## TASK REQUIREMENTS
Which lines in the records below contain the word "type"? Copy each one out.

## ROWS

□ □ □

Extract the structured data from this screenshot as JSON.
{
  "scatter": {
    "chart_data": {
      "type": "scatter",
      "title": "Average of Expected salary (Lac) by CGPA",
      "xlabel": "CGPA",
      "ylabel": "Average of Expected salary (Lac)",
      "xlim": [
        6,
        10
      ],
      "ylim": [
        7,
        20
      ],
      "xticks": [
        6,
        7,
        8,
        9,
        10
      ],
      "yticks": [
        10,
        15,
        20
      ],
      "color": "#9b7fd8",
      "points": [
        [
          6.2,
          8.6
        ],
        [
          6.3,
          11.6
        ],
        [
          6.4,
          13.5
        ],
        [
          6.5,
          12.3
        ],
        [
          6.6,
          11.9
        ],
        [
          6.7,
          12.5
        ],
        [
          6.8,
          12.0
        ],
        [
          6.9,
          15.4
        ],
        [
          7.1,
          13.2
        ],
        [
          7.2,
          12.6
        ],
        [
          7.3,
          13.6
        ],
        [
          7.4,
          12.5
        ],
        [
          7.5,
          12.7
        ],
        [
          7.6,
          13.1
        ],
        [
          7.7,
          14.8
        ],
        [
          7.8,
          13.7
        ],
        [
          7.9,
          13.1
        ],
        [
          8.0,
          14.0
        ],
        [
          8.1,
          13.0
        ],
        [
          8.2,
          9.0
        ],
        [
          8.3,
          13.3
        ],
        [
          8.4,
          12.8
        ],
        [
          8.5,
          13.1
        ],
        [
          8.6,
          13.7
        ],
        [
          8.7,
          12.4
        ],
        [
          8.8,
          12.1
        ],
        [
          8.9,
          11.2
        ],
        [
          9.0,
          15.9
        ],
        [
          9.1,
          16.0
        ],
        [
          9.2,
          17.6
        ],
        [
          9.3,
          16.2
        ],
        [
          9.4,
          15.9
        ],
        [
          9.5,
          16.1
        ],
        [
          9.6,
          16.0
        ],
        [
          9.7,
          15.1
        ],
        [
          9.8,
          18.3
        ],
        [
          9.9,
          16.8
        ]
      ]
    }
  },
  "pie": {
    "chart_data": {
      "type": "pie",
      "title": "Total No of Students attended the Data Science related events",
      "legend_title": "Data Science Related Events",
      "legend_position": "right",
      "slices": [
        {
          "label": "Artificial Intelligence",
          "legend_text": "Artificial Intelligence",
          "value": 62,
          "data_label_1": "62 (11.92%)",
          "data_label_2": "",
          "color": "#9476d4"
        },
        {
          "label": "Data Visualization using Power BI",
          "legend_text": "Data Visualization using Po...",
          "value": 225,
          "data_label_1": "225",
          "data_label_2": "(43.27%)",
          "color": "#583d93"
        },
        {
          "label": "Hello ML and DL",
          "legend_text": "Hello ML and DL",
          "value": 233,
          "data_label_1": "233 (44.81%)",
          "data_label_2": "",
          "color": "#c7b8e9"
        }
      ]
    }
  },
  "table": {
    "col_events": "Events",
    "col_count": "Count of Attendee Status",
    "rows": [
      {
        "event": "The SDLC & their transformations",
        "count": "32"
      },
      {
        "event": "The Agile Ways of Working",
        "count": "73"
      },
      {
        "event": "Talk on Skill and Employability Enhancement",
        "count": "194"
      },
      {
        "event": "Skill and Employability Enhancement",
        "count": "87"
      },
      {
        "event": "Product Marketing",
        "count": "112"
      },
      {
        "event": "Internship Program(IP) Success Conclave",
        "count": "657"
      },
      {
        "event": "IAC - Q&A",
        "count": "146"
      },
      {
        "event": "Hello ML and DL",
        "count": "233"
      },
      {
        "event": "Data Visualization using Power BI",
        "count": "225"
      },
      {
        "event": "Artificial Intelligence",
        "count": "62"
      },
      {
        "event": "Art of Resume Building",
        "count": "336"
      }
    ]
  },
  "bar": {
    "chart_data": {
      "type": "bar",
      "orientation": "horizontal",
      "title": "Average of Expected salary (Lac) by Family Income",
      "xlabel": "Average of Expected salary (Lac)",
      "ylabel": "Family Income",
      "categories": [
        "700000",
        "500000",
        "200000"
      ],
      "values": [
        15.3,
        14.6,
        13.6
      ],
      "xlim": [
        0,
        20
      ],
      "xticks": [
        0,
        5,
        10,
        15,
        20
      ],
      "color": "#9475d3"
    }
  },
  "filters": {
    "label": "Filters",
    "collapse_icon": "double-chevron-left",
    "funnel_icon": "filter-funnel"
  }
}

□ □ □

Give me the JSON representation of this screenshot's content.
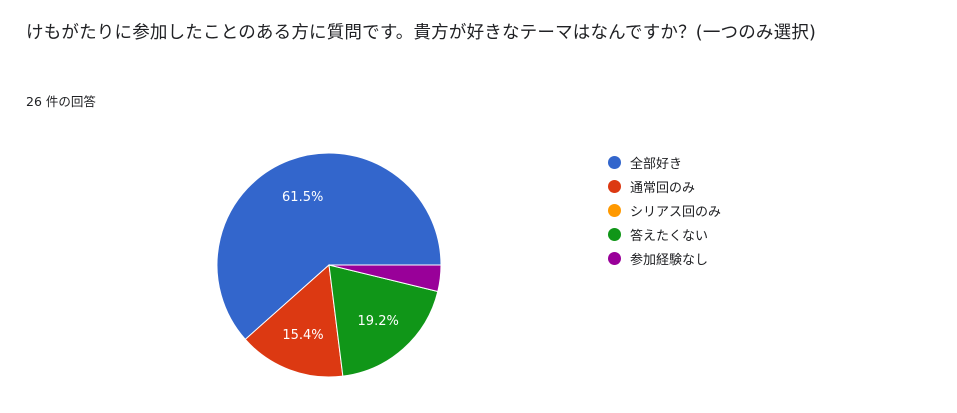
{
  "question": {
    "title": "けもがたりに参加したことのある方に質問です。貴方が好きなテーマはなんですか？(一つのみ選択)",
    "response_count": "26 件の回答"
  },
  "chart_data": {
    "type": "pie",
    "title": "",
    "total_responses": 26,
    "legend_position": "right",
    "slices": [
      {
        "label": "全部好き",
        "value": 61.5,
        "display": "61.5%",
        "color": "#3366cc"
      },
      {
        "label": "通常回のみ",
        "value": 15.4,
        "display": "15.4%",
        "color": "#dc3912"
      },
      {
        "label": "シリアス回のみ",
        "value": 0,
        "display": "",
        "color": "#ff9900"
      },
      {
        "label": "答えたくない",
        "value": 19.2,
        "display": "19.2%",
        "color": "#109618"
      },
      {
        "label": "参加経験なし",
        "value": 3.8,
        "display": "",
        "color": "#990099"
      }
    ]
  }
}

□ □ □

## OUTPUT OF THE TASK
      "type": "scatter",
      "type": "pie",
      "type": "bar",
    "type": "pie",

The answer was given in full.